**WORK REQUIRED**
Records follow. Select each line holding "have".

**DATASET EXCERPTS**

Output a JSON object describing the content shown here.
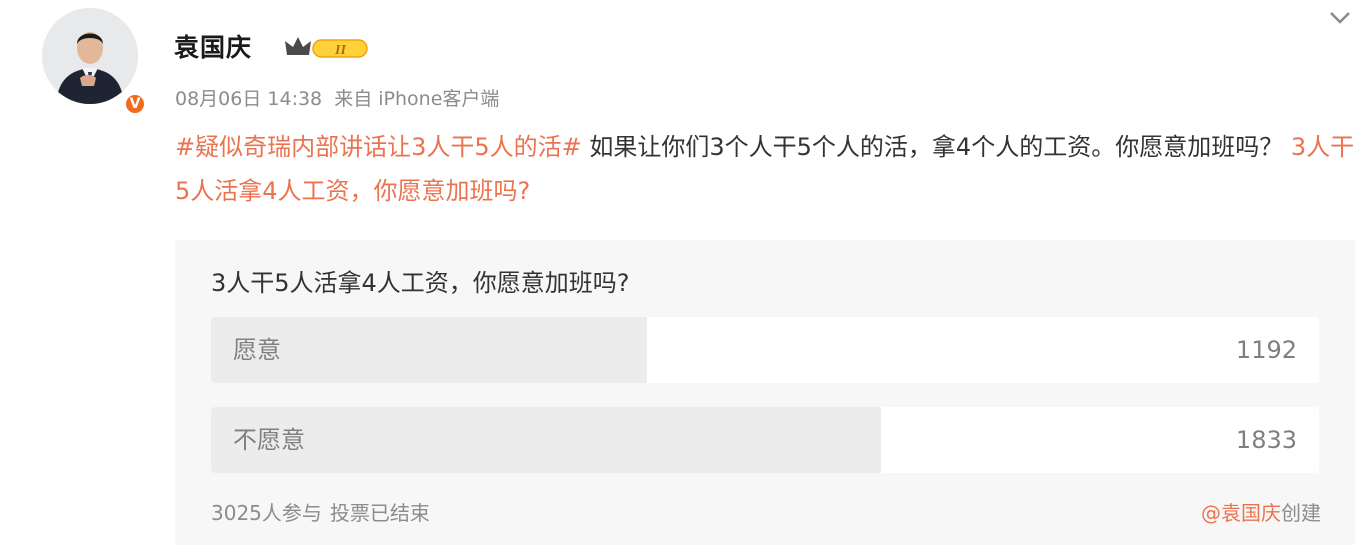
{
  "post": {
    "author": "袁国庆",
    "vip_level": "II",
    "verified_mark": "V",
    "date": "08月06日 14:38",
    "source": "来自 iPhone客户端",
    "text_hashtag": "#疑似奇瑞内部讲话让3人干5人的活#",
    "text_body": " 如果让你们3个人干5个人的活，拿4个人的工资。你愿意加班吗？ ",
    "text_poll_link": "3人干5人活拿4人工资，你愿意加班吗?"
  },
  "poll": {
    "title": "3人干5人活拿4人工资，你愿意加班吗?",
    "options": [
      {
        "label": "愿意",
        "count": "1192",
        "fraction": 0.3932
      },
      {
        "label": "不愿意",
        "count": "1833",
        "fraction": 0.6047
      }
    ],
    "participants": "3025人参与",
    "status": "投票已结束",
    "creator": "@袁国庆",
    "created_suffix": "创建"
  },
  "colors": {
    "link": "#eb7350",
    "verified": "#f26b1d",
    "bar_fill": "#ececec"
  },
  "icons": {
    "expand": "chevron-down-icon",
    "vip": "crown-icon",
    "verified": "verified-v-icon"
  }
}
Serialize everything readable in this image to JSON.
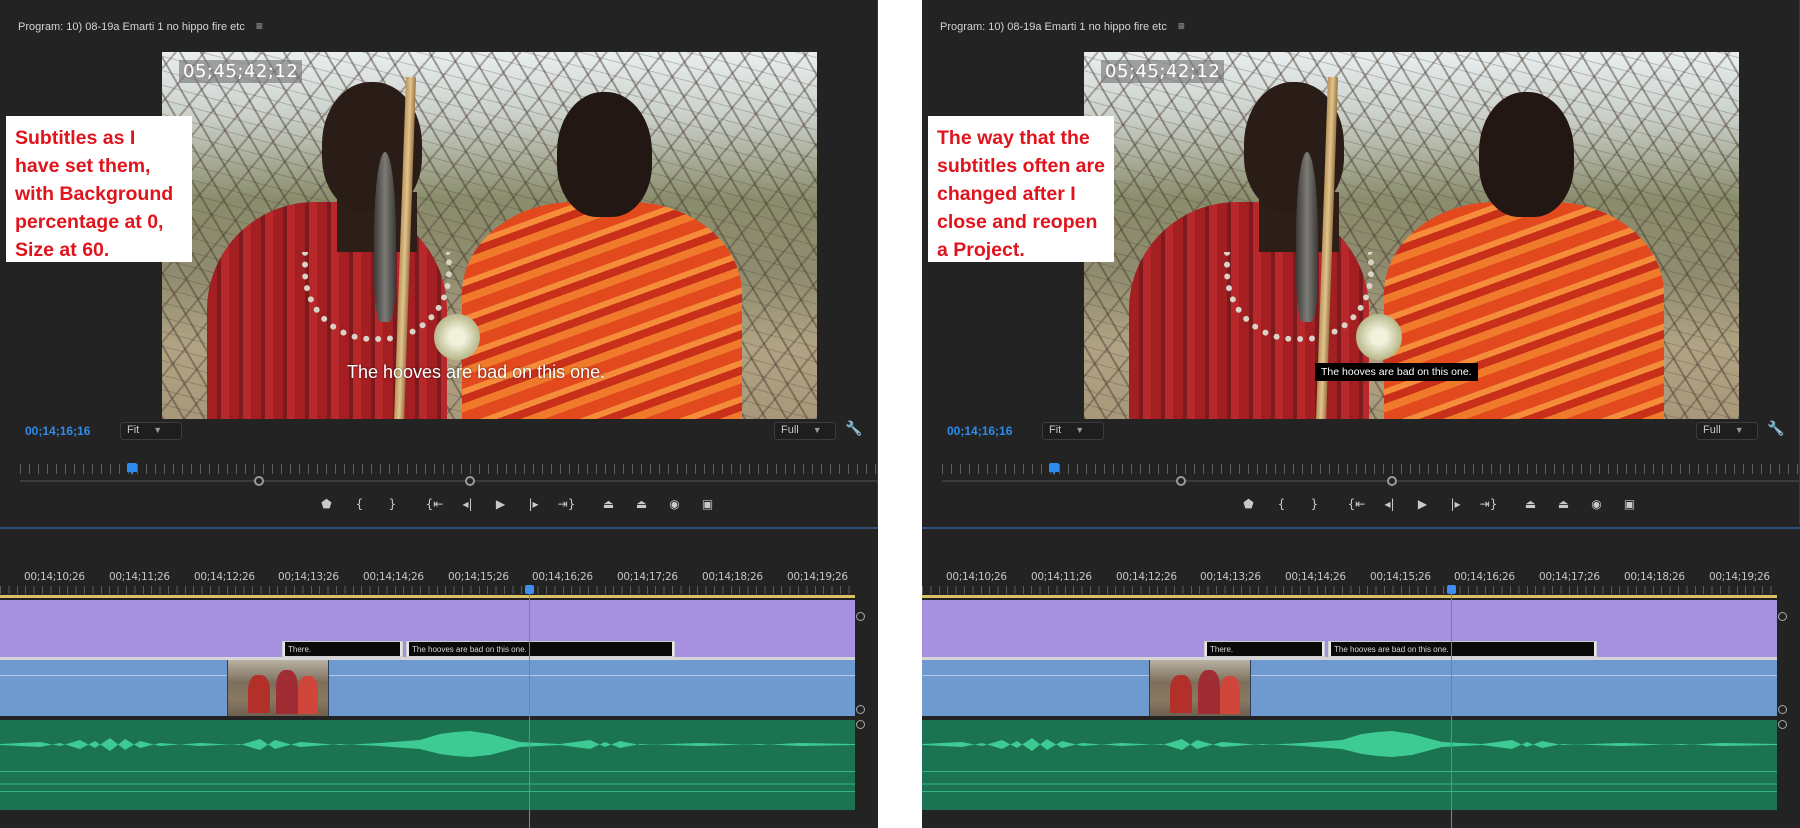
{
  "panels": [
    {
      "id": "left",
      "monitor_title": "Program: 10)  08-19a Emarti 1 no hippo fire etc",
      "menu_glyph": "≡",
      "overlay_timecode": "05;45;42;12",
      "subtitle_text": "The hooves are bad on this one.",
      "note_text": "Subtitles as I have set them, with Background percentage at 0, Size at 60.",
      "playhead_timecode": "00;14;16;16",
      "fit_label": "Fit",
      "full_label": "Full",
      "caption_clips": [
        "There.",
        "The hooves are bad on this one."
      ]
    },
    {
      "id": "right",
      "monitor_title": "Program: 10)  08-19a Emarti 1 no hippo fire etc",
      "menu_glyph": "≡",
      "overlay_timecode": "05;45;42;12",
      "subtitle_text": "The hooves are bad on this one.",
      "note_text": "The way that the subtitles often are changed after I close and reopen a Project.",
      "playhead_timecode": "00;14;16;16",
      "fit_label": "Fit",
      "full_label": "Full",
      "caption_clips": [
        "There.",
        "The hooves are bad on this one."
      ]
    }
  ],
  "timeline": {
    "ticks": [
      "00;14;10;26",
      "00;14;11;26",
      "00;14;12;26",
      "00;14;13;26",
      "00;14;14;26",
      "00;14;15;26",
      "00;14;16;26",
      "00;14;17;26",
      "00;14;18;26",
      "00;14;19;26"
    ]
  },
  "transport_icons": [
    "marker-icon",
    "mark-in-icon",
    "mark-out-icon",
    "go-to-in-icon",
    "step-back-icon",
    "play-icon",
    "step-forward-icon",
    "go-to-out-icon",
    "lift-icon",
    "extract-icon",
    "export-frame-icon",
    "comparison-view-icon"
  ],
  "colors": {
    "panel_bg": "#232323",
    "timecode_blue": "#2d8ceb",
    "caption_track": "#a591df",
    "video_track": "#6f9ad0",
    "audio_track": "#1c7351",
    "note_red": "#e0141d"
  }
}
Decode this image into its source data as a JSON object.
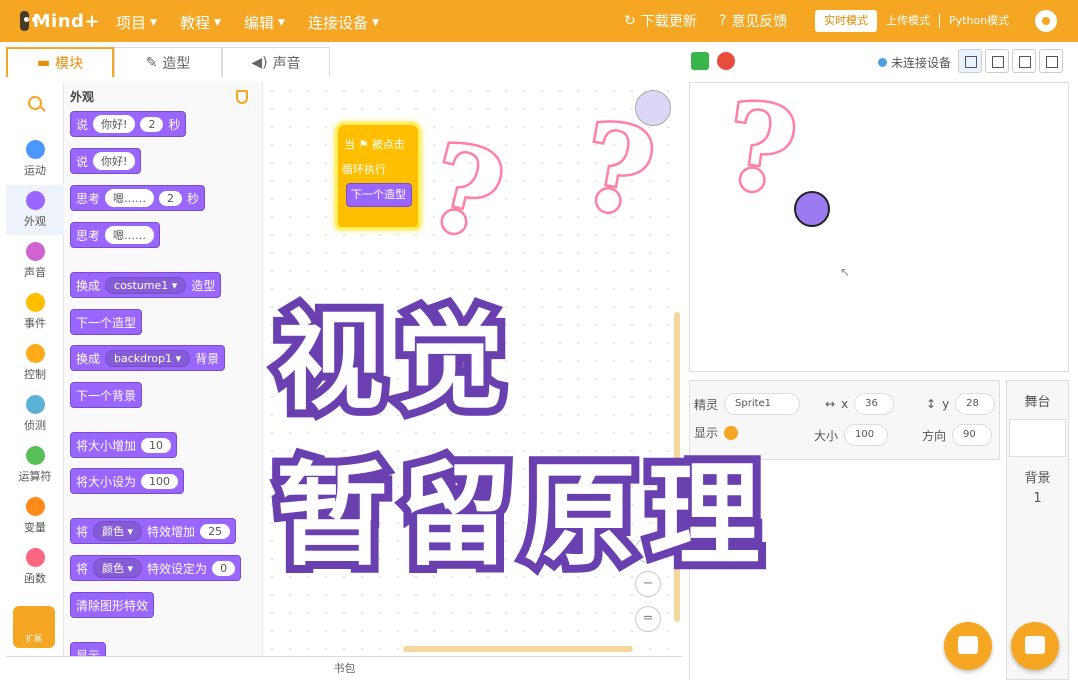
{
  "app": {
    "logo_text": "Mind+"
  },
  "menu": [
    {
      "label": "项目"
    },
    {
      "label": "教程"
    },
    {
      "label": "编辑"
    },
    {
      "label": "连接设备"
    }
  ],
  "top_right": {
    "download": "下载更新",
    "feedback": "意见反馈",
    "modes": [
      "实时模式",
      "上传模式",
      "Python模式"
    ]
  },
  "tabs": [
    "模块",
    "造型",
    "声音"
  ],
  "stage_toolbar": {
    "connection": "未连接设备"
  },
  "categories": [
    {
      "label": "运动",
      "color": "#4c97ff"
    },
    {
      "label": "外观",
      "color": "#9966ff"
    },
    {
      "label": "声音",
      "color": "#cf63cf"
    },
    {
      "label": "事件",
      "color": "#ffbf00"
    },
    {
      "label": "控制",
      "color": "#ffab19"
    },
    {
      "label": "侦测",
      "color": "#5cb1d6"
    },
    {
      "label": "运算符",
      "color": "#59c059"
    },
    {
      "label": "变量",
      "color": "#ff8c1a"
    },
    {
      "label": "函数",
      "color": "#ff6680"
    }
  ],
  "extensions": {
    "label": "扩展"
  },
  "palette": {
    "title": "外观",
    "blocks": [
      {
        "parts": [
          "说",
          "你好!",
          "2",
          "秒"
        ]
      },
      {
        "parts": [
          "说",
          "你好!"
        ]
      },
      {
        "parts": [
          "思考",
          "嗯……",
          "2",
          "秒"
        ]
      },
      {
        "parts": [
          "思考",
          "嗯……"
        ]
      },
      {
        "parts": [
          "换成",
          "costume1 ▾",
          "造型"
        ]
      },
      {
        "parts": [
          "下一个造型"
        ]
      },
      {
        "parts": [
          "换成",
          "backdrop1 ▾",
          "背景"
        ]
      },
      {
        "parts": [
          "下一个背景"
        ]
      },
      {
        "parts": [
          "将大小增加",
          "10"
        ]
      },
      {
        "parts": [
          "将大小设为",
          "100"
        ]
      },
      {
        "parts": [
          "将",
          "颜色 ▾",
          "特效增加",
          "25"
        ]
      },
      {
        "parts": [
          "将",
          "颜色 ▾",
          "特效设定为",
          "0"
        ]
      },
      {
        "parts": [
          "清除图形特效"
        ]
      },
      {
        "parts": [
          "显示"
        ]
      }
    ]
  },
  "script": {
    "hat": "当 ⚑ 被点击",
    "loop": "循环执行",
    "inner": "下一个造型"
  },
  "zoom": {
    "in": "+",
    "out": "−",
    "reset": "="
  },
  "backpack": "书包",
  "overlay": {
    "line1": "视觉",
    "line2": "暂留原理"
  },
  "decor": {
    "question": "?"
  },
  "sprite_info": {
    "sprite_label": "精灵",
    "sprite_name": "Sprite1",
    "x_label": "x",
    "x_value": "36",
    "y_label": "y",
    "y_value": "28",
    "show_label": "显示",
    "size_label": "大小",
    "size_value": "100",
    "direction_label": "方向",
    "direction_value": "90"
  },
  "stage_panel": {
    "title": "舞台",
    "backdrop_label": "背景",
    "backdrop_count": "1"
  }
}
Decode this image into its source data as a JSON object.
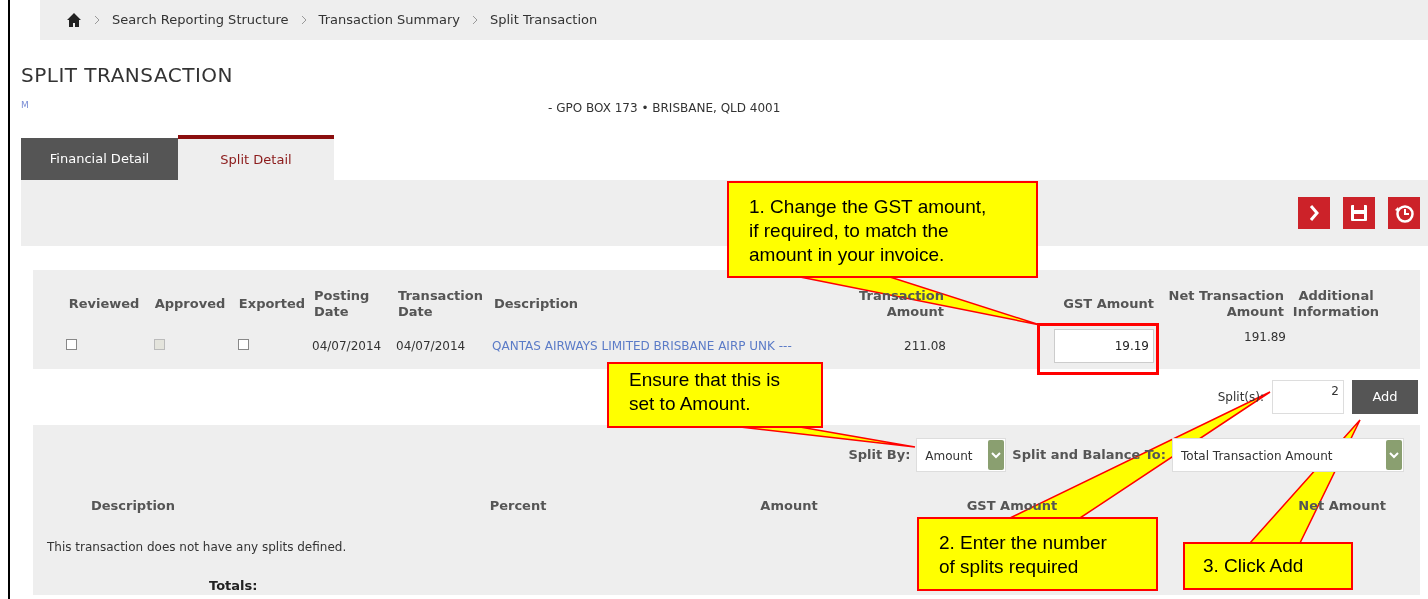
{
  "breadcrumb": [
    "Search Reporting Structure",
    "Transaction Summary",
    "Split Transaction"
  ],
  "page_title": "SPLIT TRANSACTION",
  "address": {
    "link": "M",
    "text": "- GPO BOX 173 • BRISBANE, QLD 4001"
  },
  "tabs": [
    {
      "label": "Financial Detail",
      "selected": false
    },
    {
      "label": "Split Detail",
      "selected": true
    }
  ],
  "transaction_table": {
    "columns": [
      "Reviewed",
      "Approved",
      "Exported",
      "Posting Date",
      "Transaction Date",
      "Description",
      "Transaction Amount",
      "GST Amount",
      "Net Transaction Amount",
      "Additional Information"
    ],
    "rows": [
      {
        "checkboxes": [
          {
            "checked": false,
            "disabled": false
          },
          {
            "checked": false,
            "disabled": true
          },
          {
            "checked": false,
            "disabled": false
          }
        ],
        "posting_date": "04/07/2014",
        "transaction_date": "04/07/2014",
        "description": "QANTAS AIRWAYS LIMITED BRISBANE AIRP UNK ---",
        "transaction_amount": "211.08",
        "gst_amount": "19.19",
        "net_amount": "191.89"
      }
    ]
  },
  "splits": {
    "label": "Split(s):",
    "value": "2",
    "button": "Add"
  },
  "split_by": {
    "label": "Split By:",
    "value": "Amount"
  },
  "balance_to": {
    "label": "Split and Balance To:",
    "value": "Total Transaction Amount"
  },
  "split_table": {
    "columns": [
      "Description",
      "Percent",
      "Amount",
      "GST Amount",
      "Net Amount"
    ],
    "empty_message": "This transaction does not have any splits defined.",
    "totals_label": "Totals:"
  },
  "callouts": [
    {
      "text": "1. Change the GST amount, if required, to match the amount in your invoice."
    },
    {
      "text": "Ensure that this is set to Amount."
    },
    {
      "text": "2. Enter the number of splits required"
    },
    {
      "text": "3. Click Add"
    }
  ]
}
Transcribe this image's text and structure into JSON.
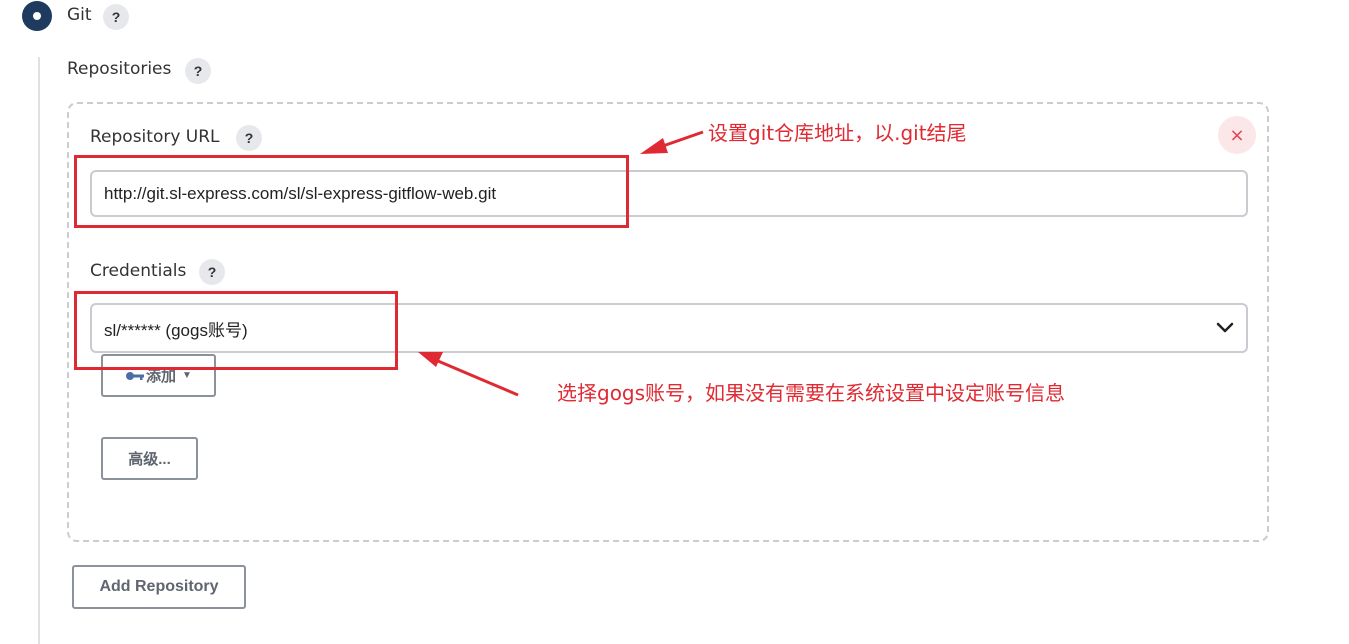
{
  "scm": {
    "git_label": "Git",
    "help_glyph": "?"
  },
  "repositories": {
    "label": "Repositories",
    "repository_url": {
      "label": "Repository URL",
      "value": "http://git.sl-express.com/sl/sl-express-gitflow-web.git"
    },
    "credentials": {
      "label": "Credentials",
      "selected": "sl/****** (gogs账号)",
      "add_button": "添加"
    },
    "advanced_button": "高级...",
    "close_glyph": "×",
    "add_repository_button": "Add Repository"
  },
  "annotations": {
    "url_note": "设置git仓库地址，以.git结尾",
    "credentials_note": "选择gogs账号，如果没有需要在系统设置中设定账号信息"
  },
  "colors": {
    "annotation_red": "#e02a33",
    "radio_fill": "#1f3a5f",
    "close_red": "#e5414f"
  }
}
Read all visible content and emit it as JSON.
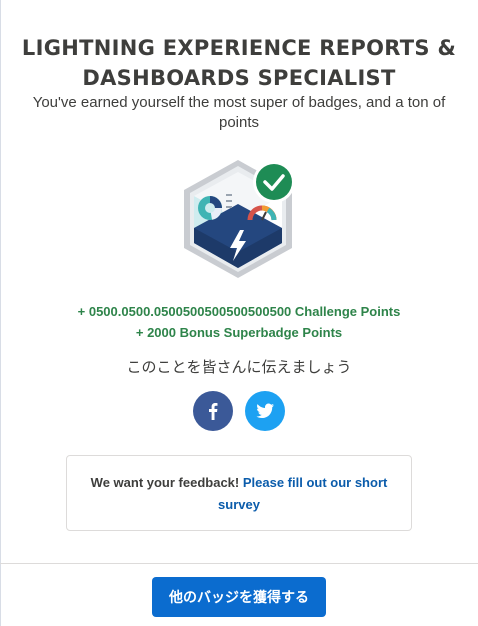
{
  "modal": {
    "title_line1": "LIGHTNING EXPERIENCE REPORTS &",
    "title_line2": "DASHBOARDS SPECIALIST",
    "subtitle": "You've earned yourself the most super of badges, and a ton of points"
  },
  "badge": {
    "icon": "superbadge-reports-dashboards-icon",
    "check_icon": "checkmark-icon",
    "colors": {
      "check": "#1e8c55",
      "hex_border": "#c9ccd1",
      "base": "#24477f",
      "teal": "#3fb4b4"
    }
  },
  "points": {
    "challenge": "+ 0500.0500.0500500500500500500 Challenge Points",
    "bonus": "+ 2000 Bonus Superbadge Points"
  },
  "share": {
    "text": "このことを皆さんに伝えましょう",
    "facebook_icon": "facebook-icon",
    "twitter_icon": "twitter-icon"
  },
  "feedback": {
    "prefix": "We want your feedback!",
    "link_text": "Please fill out our short survey"
  },
  "footer": {
    "cta_label": "他のバッジを獲得する"
  },
  "colors": {
    "points_green": "#2e844a",
    "link_blue": "#0b5cab",
    "button_blue": "#0b6ccf",
    "facebook": "#3b5998",
    "twitter": "#1da1f2"
  }
}
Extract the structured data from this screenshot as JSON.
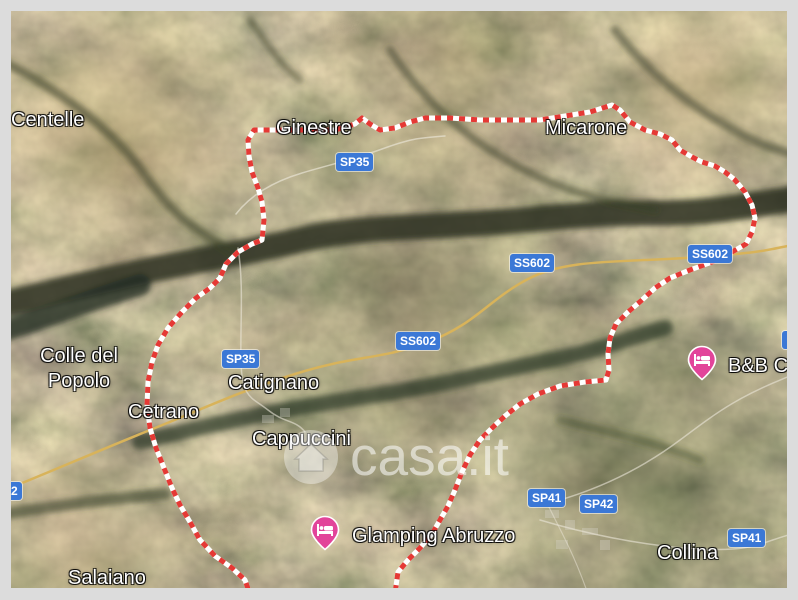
{
  "map": {
    "places": [
      {
        "name": "Centelle"
      },
      {
        "name": "Ginestre"
      },
      {
        "name": "Micarone"
      },
      {
        "name": "Colle del Popolo"
      },
      {
        "name": "Catignano"
      },
      {
        "name": "Cetrano"
      },
      {
        "name": "Cappuccini"
      },
      {
        "name": "Collina"
      },
      {
        "name": "Salaiano"
      }
    ],
    "road_shields": [
      "SP35",
      "SS602",
      "SS602",
      "SS602",
      "SP35",
      "2",
      "SP41",
      "SP42",
      "SP41"
    ],
    "pois": [
      {
        "name": "B&B C",
        "icon": "bed-icon"
      },
      {
        "name": "Glamping Abruzzo",
        "icon": "bed-icon"
      }
    ]
  },
  "watermark": {
    "text": "casa.it",
    "icon": "house-circle-icon"
  },
  "colors": {
    "road_shield": "#3b78d6",
    "poi": "#e2449a",
    "boundary_primary": "#e53935",
    "boundary_secondary": "#ffffff",
    "main_road": "#d8b35a"
  }
}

**SOLVED EXERCISE**
      "note_text": "Subtitles as I have set them, with Background percentage at 0, Size at 60.",
    "empty_message": "This transaction does not have any splits defined.",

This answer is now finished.